* WHAT YOU SHOULD DO
Give the number of lines in the records below that include "this", and nothing more.

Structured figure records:
━━━━
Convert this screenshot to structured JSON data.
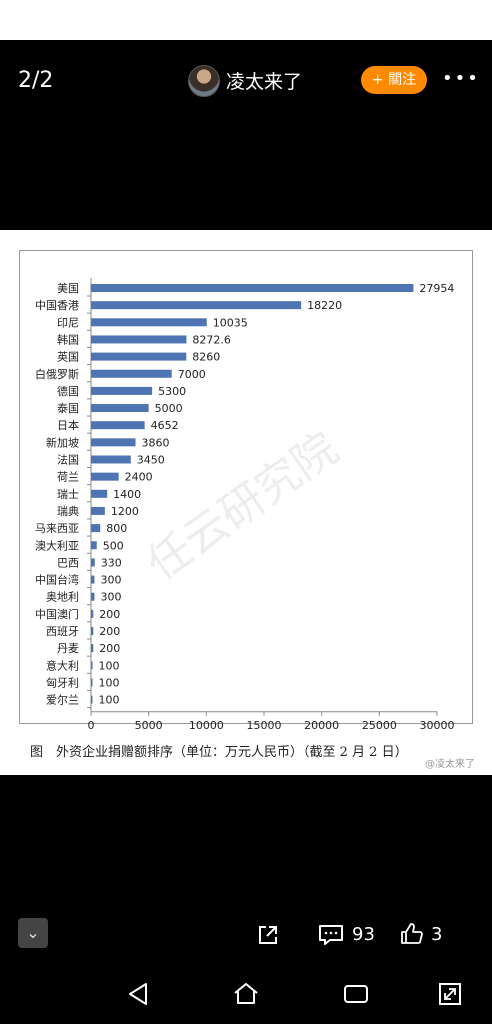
{
  "topbar": {
    "counter": "2/2",
    "username": "凌太来了",
    "follow_label": "+ 關注",
    "more_label": "•••"
  },
  "figure": {
    "caption": "图　外资企业捐赠额排序（单位：万元人民币）（截至 2 月 2 日）",
    "watermark": "任云研究院",
    "credit": "@凌太来了"
  },
  "chart_data": {
    "type": "bar",
    "orientation": "horizontal",
    "categories": [
      "美国",
      "中国香港",
      "印尼",
      "韩国",
      "英国",
      "白俄罗斯",
      "德国",
      "泰国",
      "日本",
      "新加坡",
      "法国",
      "荷兰",
      "瑞士",
      "瑞典",
      "马来西亚",
      "澳大利亚",
      "巴西",
      "中国台湾",
      "奥地利",
      "中国澳门",
      "西班牙",
      "丹麦",
      "意大利",
      "匈牙利",
      "爱尔兰"
    ],
    "values": [
      27954,
      18220,
      10035,
      8272.6,
      8260,
      7000,
      5300,
      5000,
      4652,
      3860,
      3450,
      2400,
      1400,
      1200,
      800,
      500,
      330,
      300,
      300,
      200,
      200,
      200,
      100,
      100,
      100
    ],
    "value_labels": [
      "27954",
      "18220",
      "10035",
      "8272.6",
      "8260",
      "7000",
      "5300",
      "5000",
      "4652",
      "3860",
      "3450",
      "2400",
      "1400",
      "1200",
      "800",
      "500",
      "330",
      "300",
      "300",
      "200",
      "200",
      "200",
      "100",
      "100",
      "100"
    ],
    "xlim": [
      0,
      30000
    ],
    "xticks": [
      "0",
      "5000",
      "10000",
      "15000",
      "20000",
      "25000",
      "30000"
    ],
    "bar_color": "#4f74b3",
    "grid": false
  },
  "bottombar": {
    "collapse_icon": "chevron-down-icon",
    "comments": "93",
    "likes": "3"
  }
}
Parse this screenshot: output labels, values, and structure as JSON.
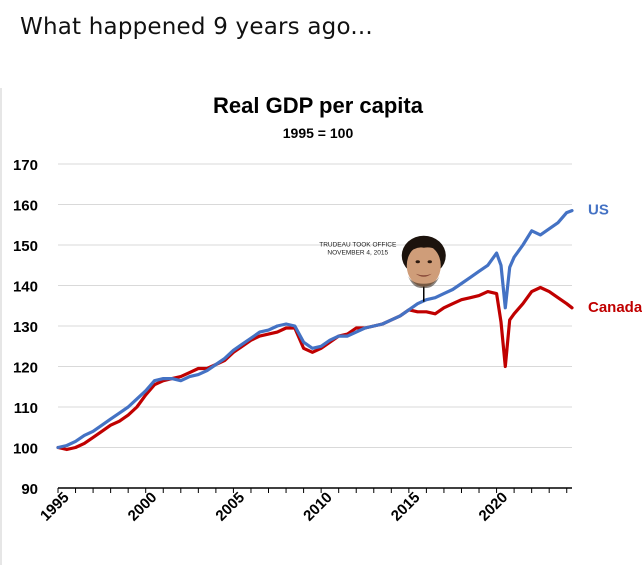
{
  "caption": "What happened 9 years ago...",
  "chart_data": {
    "type": "line",
    "title": "Real GDP per capita",
    "subtitle": "1995 = 100",
    "xlabel": "",
    "ylabel": "",
    "xlim": [
      1995,
      2024.3
    ],
    "ylim": [
      90,
      170
    ],
    "y_ticks": [
      90,
      100,
      110,
      120,
      130,
      140,
      150,
      160,
      170
    ],
    "x_tick_labels": [
      "1995",
      "2000",
      "2005",
      "2010",
      "2015",
      "2020"
    ],
    "grid": "horizontal",
    "annotation": {
      "text_line1": "TRUDEAU TOOK OFFICE",
      "text_line2": "NOVEMBER 4, 2015",
      "x": 2015.85,
      "y": 136,
      "image": "justin-trudeau-portrait"
    },
    "series": [
      {
        "name": "US",
        "color": "#4472C4",
        "points": [
          [
            1995.0,
            100
          ],
          [
            1995.5,
            100.5
          ],
          [
            1996.0,
            101.5
          ],
          [
            1996.5,
            103
          ],
          [
            1997.0,
            104
          ],
          [
            1997.5,
            105.5
          ],
          [
            1998.0,
            107
          ],
          [
            1998.5,
            108.5
          ],
          [
            1999.0,
            110
          ],
          [
            1999.5,
            112
          ],
          [
            2000.0,
            114
          ],
          [
            2000.5,
            116.5
          ],
          [
            2001.0,
            117
          ],
          [
            2001.5,
            117
          ],
          [
            2002.0,
            116.5
          ],
          [
            2002.5,
            117.5
          ],
          [
            2003.0,
            118
          ],
          [
            2003.5,
            119
          ],
          [
            2004.0,
            120.5
          ],
          [
            2004.5,
            122
          ],
          [
            2005.0,
            124
          ],
          [
            2005.5,
            125.5
          ],
          [
            2006.0,
            127
          ],
          [
            2006.5,
            128.5
          ],
          [
            2007.0,
            129
          ],
          [
            2007.5,
            130
          ],
          [
            2008.0,
            130.5
          ],
          [
            2008.5,
            130
          ],
          [
            2009.0,
            126
          ],
          [
            2009.5,
            124.5
          ],
          [
            2010.0,
            125
          ],
          [
            2010.5,
            126.5
          ],
          [
            2011.0,
            127.5
          ],
          [
            2011.5,
            127.5
          ],
          [
            2012.0,
            128.5
          ],
          [
            2012.5,
            129.5
          ],
          [
            2013.0,
            130
          ],
          [
            2013.5,
            130.5
          ],
          [
            2014.0,
            131.5
          ],
          [
            2014.5,
            132.5
          ],
          [
            2015.0,
            134
          ],
          [
            2015.5,
            135.5
          ],
          [
            2016.0,
            136.5
          ],
          [
            2016.5,
            137
          ],
          [
            2017.0,
            138
          ],
          [
            2017.5,
            139
          ],
          [
            2018.0,
            140.5
          ],
          [
            2018.5,
            142
          ],
          [
            2019.0,
            143.5
          ],
          [
            2019.5,
            145
          ],
          [
            2020.0,
            148
          ],
          [
            2020.25,
            145
          ],
          [
            2020.5,
            134.5
          ],
          [
            2020.75,
            144.5
          ],
          [
            2021.0,
            147
          ],
          [
            2021.5,
            150
          ],
          [
            2022.0,
            153.5
          ],
          [
            2022.5,
            152.5
          ],
          [
            2023.0,
            154
          ],
          [
            2023.5,
            155.5
          ],
          [
            2024.0,
            158
          ],
          [
            2024.3,
            158.5
          ]
        ]
      },
      {
        "name": "Canada",
        "color": "#C00000",
        "points": [
          [
            1995.0,
            100
          ],
          [
            1995.5,
            99.5
          ],
          [
            1996.0,
            100
          ],
          [
            1996.5,
            101
          ],
          [
            1997.0,
            102.5
          ],
          [
            1997.5,
            104
          ],
          [
            1998.0,
            105.5
          ],
          [
            1998.5,
            106.5
          ],
          [
            1999.0,
            108
          ],
          [
            1999.5,
            110
          ],
          [
            2000.0,
            113
          ],
          [
            2000.5,
            115.5
          ],
          [
            2001.0,
            116.5
          ],
          [
            2001.5,
            117
          ],
          [
            2002.0,
            117.5
          ],
          [
            2002.5,
            118.5
          ],
          [
            2003.0,
            119.5
          ],
          [
            2003.5,
            119.5
          ],
          [
            2004.0,
            120.5
          ],
          [
            2004.5,
            121.5
          ],
          [
            2005.0,
            123.5
          ],
          [
            2005.5,
            125
          ],
          [
            2006.0,
            126.5
          ],
          [
            2006.5,
            127.5
          ],
          [
            2007.0,
            128
          ],
          [
            2007.5,
            128.5
          ],
          [
            2008.0,
            129.5
          ],
          [
            2008.5,
            129.5
          ],
          [
            2009.0,
            124.5
          ],
          [
            2009.5,
            123.5
          ],
          [
            2010.0,
            124.5
          ],
          [
            2010.5,
            126
          ],
          [
            2011.0,
            127.5
          ],
          [
            2011.5,
            128
          ],
          [
            2012.0,
            129.5
          ],
          [
            2012.5,
            129.5
          ],
          [
            2013.0,
            130
          ],
          [
            2013.5,
            130.5
          ],
          [
            2014.0,
            131.5
          ],
          [
            2014.5,
            132.5
          ],
          [
            2015.0,
            134
          ],
          [
            2015.5,
            133.5
          ],
          [
            2016.0,
            133.5
          ],
          [
            2016.5,
            133
          ],
          [
            2017.0,
            134.5
          ],
          [
            2017.5,
            135.5
          ],
          [
            2018.0,
            136.5
          ],
          [
            2018.5,
            137
          ],
          [
            2019.0,
            137.5
          ],
          [
            2019.5,
            138.5
          ],
          [
            2020.0,
            138
          ],
          [
            2020.25,
            131
          ],
          [
            2020.5,
            120
          ],
          [
            2020.75,
            131.5
          ],
          [
            2021.0,
            133
          ],
          [
            2021.5,
            135.5
          ],
          [
            2022.0,
            138.5
          ],
          [
            2022.5,
            139.5
          ],
          [
            2023.0,
            138.5
          ],
          [
            2023.5,
            137
          ],
          [
            2024.0,
            135.5
          ],
          [
            2024.3,
            134.5
          ]
        ]
      }
    ]
  }
}
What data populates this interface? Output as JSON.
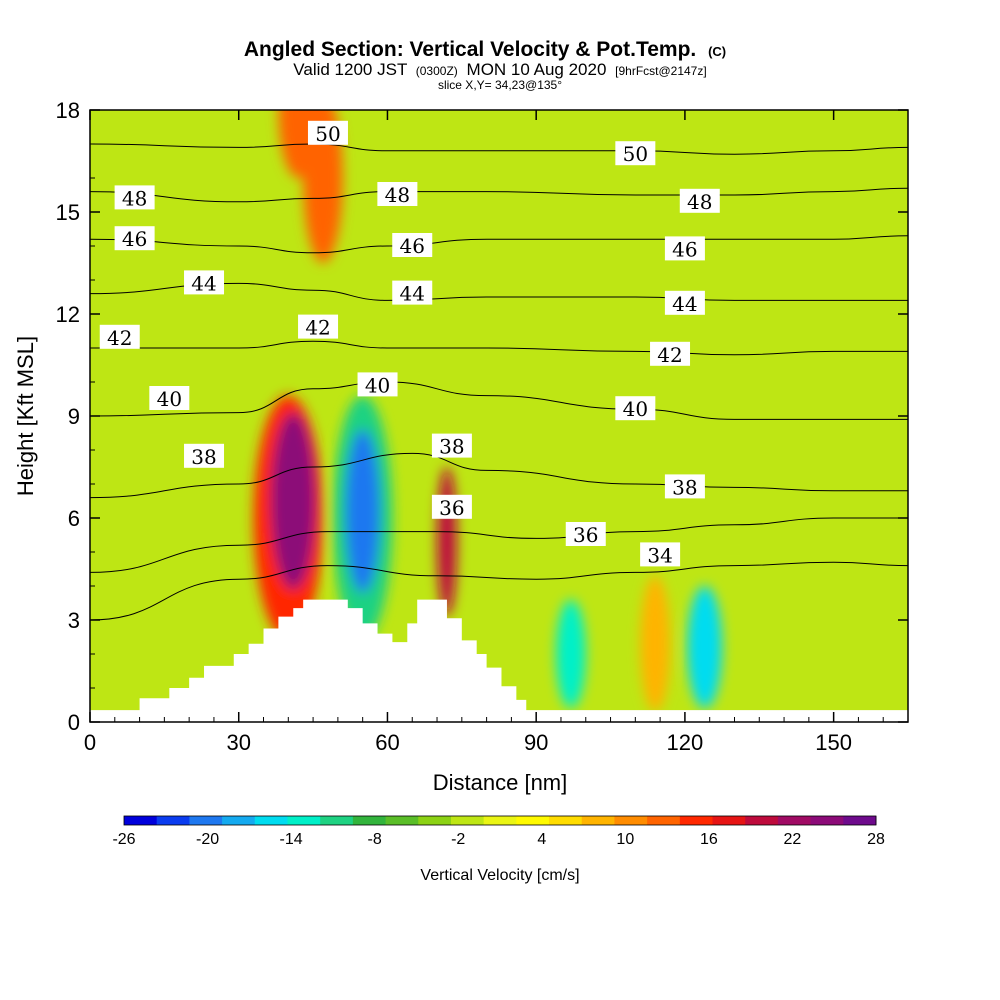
{
  "chart_data": {
    "type": "contour",
    "title": "Angled Section: Vertical Velocity & Pot.Temp.",
    "title_mark": "(C)",
    "subtitle_parts": [
      "Valid 1200 JST",
      "(0300Z)",
      "MON 10 Aug 2020",
      "[9hrFcst@2147z]"
    ],
    "slice_label": "slice X,Y= 34,23@135°",
    "xlabel": "Distance [nm]",
    "ylabel": "Height [Kft MSL]",
    "xlim": [
      0,
      165
    ],
    "ylim": [
      0,
      18
    ],
    "xticks": [
      0,
      30,
      60,
      90,
      120,
      150
    ],
    "yticks": [
      0,
      3,
      6,
      9,
      12,
      15,
      18
    ],
    "colorbar": {
      "label": "Vertical Velocity [cm/s]",
      "tick_labels": [
        "-26",
        "-20",
        "-14",
        "-8",
        "-2",
        "4",
        "10",
        "16",
        "22",
        "28"
      ],
      "colors": [
        "#0000dc",
        "#0a3cf0",
        "#1e78f0",
        "#14aaf0",
        "#00dcf0",
        "#00f0c8",
        "#1ed282",
        "#32b43c",
        "#5abe28",
        "#8cd214",
        "#bee614",
        "#eaf514",
        "#fffa00",
        "#ffdc00",
        "#ffb400",
        "#ff8c00",
        "#ff6400",
        "#ff2800",
        "#e61414",
        "#be0a3c",
        "#a00a64",
        "#8c0a78",
        "#6e0a8c"
      ]
    },
    "velocity_features": [
      {
        "x": 41,
        "y": 6.5,
        "rx": 4.5,
        "ry": 2.6,
        "value": 26
      },
      {
        "x": 40,
        "y": 6.0,
        "rx": 7,
        "ry": 3.6,
        "value": 16
      },
      {
        "x": 55,
        "y": 6.2,
        "rx": 3.5,
        "ry": 2.4,
        "value": -22
      },
      {
        "x": 55,
        "y": 6.0,
        "rx": 6,
        "ry": 3.6,
        "value": -12
      },
      {
        "x": 72,
        "y": 5.3,
        "rx": 2,
        "ry": 2.2,
        "value": 20
      },
      {
        "x": 97,
        "y": 2.0,
        "rx": 3,
        "ry": 1.6,
        "value": -14
      },
      {
        "x": 124,
        "y": 2.2,
        "rx": 3.5,
        "ry": 1.8,
        "value": -16
      },
      {
        "x": 114,
        "y": 2.3,
        "rx": 3,
        "ry": 2.0,
        "value": 8
      },
      {
        "x": 47,
        "y": 16,
        "rx": 4,
        "ry": 2.5,
        "value": 14
      },
      {
        "x": 42,
        "y": 18,
        "rx": 4,
        "ry": 2,
        "value": 14
      }
    ],
    "isentropes": [
      {
        "theta": 34,
        "points": [
          [
            0,
            3.0
          ],
          [
            30,
            4.2
          ],
          [
            48,
            4.6
          ],
          [
            70,
            4.3
          ],
          [
            90,
            4.2
          ],
          [
            110,
            4.4
          ],
          [
            130,
            4.6
          ],
          [
            150,
            4.7
          ],
          [
            165,
            4.6
          ]
        ]
      },
      {
        "theta": 36,
        "points": [
          [
            0,
            4.4
          ],
          [
            30,
            5.2
          ],
          [
            48,
            5.6
          ],
          [
            70,
            5.6
          ],
          [
            90,
            5.4
          ],
          [
            110,
            5.6
          ],
          [
            130,
            5.8
          ],
          [
            150,
            6.0
          ],
          [
            165,
            6.0
          ]
        ]
      },
      {
        "theta": 38,
        "points": [
          [
            0,
            6.6
          ],
          [
            30,
            7.0
          ],
          [
            45,
            7.5
          ],
          [
            65,
            7.9
          ],
          [
            80,
            7.4
          ],
          [
            110,
            7.0
          ],
          [
            130,
            6.9
          ],
          [
            150,
            6.8
          ],
          [
            165,
            6.8
          ]
        ]
      },
      {
        "theta": 40,
        "points": [
          [
            0,
            9.0
          ],
          [
            30,
            9.1
          ],
          [
            45,
            9.8
          ],
          [
            60,
            10.0
          ],
          [
            80,
            9.6
          ],
          [
            110,
            9.2
          ],
          [
            130,
            8.9
          ],
          [
            150,
            8.9
          ],
          [
            165,
            8.9
          ]
        ]
      },
      {
        "theta": 42,
        "points": [
          [
            0,
            11.0
          ],
          [
            30,
            11.0
          ],
          [
            45,
            11.2
          ],
          [
            60,
            11.0
          ],
          [
            80,
            11.0
          ],
          [
            110,
            10.9
          ],
          [
            130,
            10.8
          ],
          [
            150,
            10.9
          ],
          [
            165,
            10.9
          ]
        ]
      },
      {
        "theta": 44,
        "points": [
          [
            0,
            12.6
          ],
          [
            30,
            12.9
          ],
          [
            45,
            12.7
          ],
          [
            60,
            12.4
          ],
          [
            80,
            12.5
          ],
          [
            110,
            12.5
          ],
          [
            130,
            12.4
          ],
          [
            150,
            12.4
          ],
          [
            165,
            12.4
          ]
        ]
      },
      {
        "theta": 46,
        "points": [
          [
            0,
            14.2
          ],
          [
            30,
            14.0
          ],
          [
            45,
            13.8
          ],
          [
            60,
            14.0
          ],
          [
            80,
            14.2
          ],
          [
            110,
            14.2
          ],
          [
            130,
            14.2
          ],
          [
            150,
            14.2
          ],
          [
            165,
            14.3
          ]
        ]
      },
      {
        "theta": 48,
        "points": [
          [
            0,
            15.6
          ],
          [
            30,
            15.3
          ],
          [
            45,
            15.4
          ],
          [
            60,
            15.6
          ],
          [
            80,
            15.6
          ],
          [
            110,
            15.5
          ],
          [
            130,
            15.5
          ],
          [
            150,
            15.6
          ],
          [
            165,
            15.7
          ]
        ]
      },
      {
        "theta": 50,
        "points": [
          [
            0,
            17.0
          ],
          [
            30,
            16.9
          ],
          [
            45,
            17.0
          ],
          [
            60,
            16.8
          ],
          [
            80,
            16.8
          ],
          [
            110,
            16.8
          ],
          [
            130,
            16.7
          ],
          [
            150,
            16.8
          ],
          [
            165,
            16.9
          ]
        ]
      }
    ],
    "isentrope_labels": [
      {
        "text": "50",
        "x": 48,
        "y": 17.3
      },
      {
        "text": "50",
        "x": 110,
        "y": 16.7
      },
      {
        "text": "48",
        "x": 9,
        "y": 15.4
      },
      {
        "text": "48",
        "x": 62,
        "y": 15.5
      },
      {
        "text": "48",
        "x": 123,
        "y": 15.3
      },
      {
        "text": "46",
        "x": 9,
        "y": 14.2
      },
      {
        "text": "46",
        "x": 65,
        "y": 14.0
      },
      {
        "text": "46",
        "x": 120,
        "y": 13.9
      },
      {
        "text": "44",
        "x": 23,
        "y": 12.9
      },
      {
        "text": "44",
        "x": 65,
        "y": 12.6
      },
      {
        "text": "44",
        "x": 120,
        "y": 12.3
      },
      {
        "text": "42",
        "x": 6,
        "y": 11.3
      },
      {
        "text": "42",
        "x": 46,
        "y": 11.6
      },
      {
        "text": "42",
        "x": 117,
        "y": 10.8
      },
      {
        "text": "40",
        "x": 16,
        "y": 9.5
      },
      {
        "text": "40",
        "x": 58,
        "y": 9.9
      },
      {
        "text": "40",
        "x": 110,
        "y": 9.2
      },
      {
        "text": "38",
        "x": 23,
        "y": 7.8
      },
      {
        "text": "38",
        "x": 73,
        "y": 8.1
      },
      {
        "text": "38",
        "x": 120,
        "y": 6.9
      },
      {
        "text": "36",
        "x": 73,
        "y": 6.3
      },
      {
        "text": "36",
        "x": 100,
        "y": 5.5
      },
      {
        "text": "34",
        "x": 115,
        "y": 4.9
      }
    ],
    "terrain": [
      [
        0,
        0.35
      ],
      [
        10,
        0.35
      ],
      [
        10,
        0.7
      ],
      [
        16,
        0.7
      ],
      [
        16,
        1.0
      ],
      [
        20,
        1.0
      ],
      [
        20,
        1.3
      ],
      [
        23,
        1.3
      ],
      [
        23,
        1.65
      ],
      [
        29,
        1.65
      ],
      [
        29,
        2.0
      ],
      [
        32,
        2.0
      ],
      [
        32,
        2.3
      ],
      [
        35,
        2.3
      ],
      [
        35,
        2.75
      ],
      [
        38,
        2.75
      ],
      [
        38,
        3.1
      ],
      [
        41,
        3.1
      ],
      [
        41,
        3.35
      ],
      [
        43,
        3.35
      ],
      [
        43,
        3.6
      ],
      [
        52,
        3.6
      ],
      [
        52,
        3.35
      ],
      [
        55,
        3.35
      ],
      [
        55,
        2.9
      ],
      [
        58,
        2.9
      ],
      [
        58,
        2.6
      ],
      [
        61,
        2.6
      ],
      [
        61,
        2.35
      ],
      [
        64,
        2.35
      ],
      [
        64,
        2.9
      ],
      [
        66,
        2.9
      ],
      [
        66,
        3.6
      ],
      [
        72,
        3.6
      ],
      [
        72,
        3.05
      ],
      [
        75,
        3.05
      ],
      [
        75,
        2.4
      ],
      [
        78,
        2.4
      ],
      [
        78,
        2.0
      ],
      [
        80,
        2.0
      ],
      [
        80,
        1.6
      ],
      [
        83,
        1.6
      ],
      [
        83,
        1.05
      ],
      [
        86,
        1.05
      ],
      [
        86,
        0.65
      ],
      [
        88,
        0.65
      ],
      [
        88,
        0.35
      ],
      [
        165,
        0.35
      ]
    ]
  }
}
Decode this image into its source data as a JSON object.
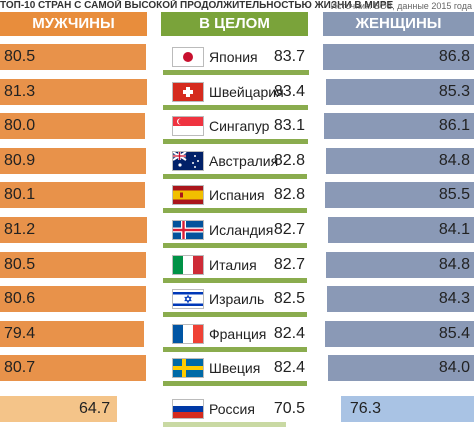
━━━━
* THE RESPONSE
4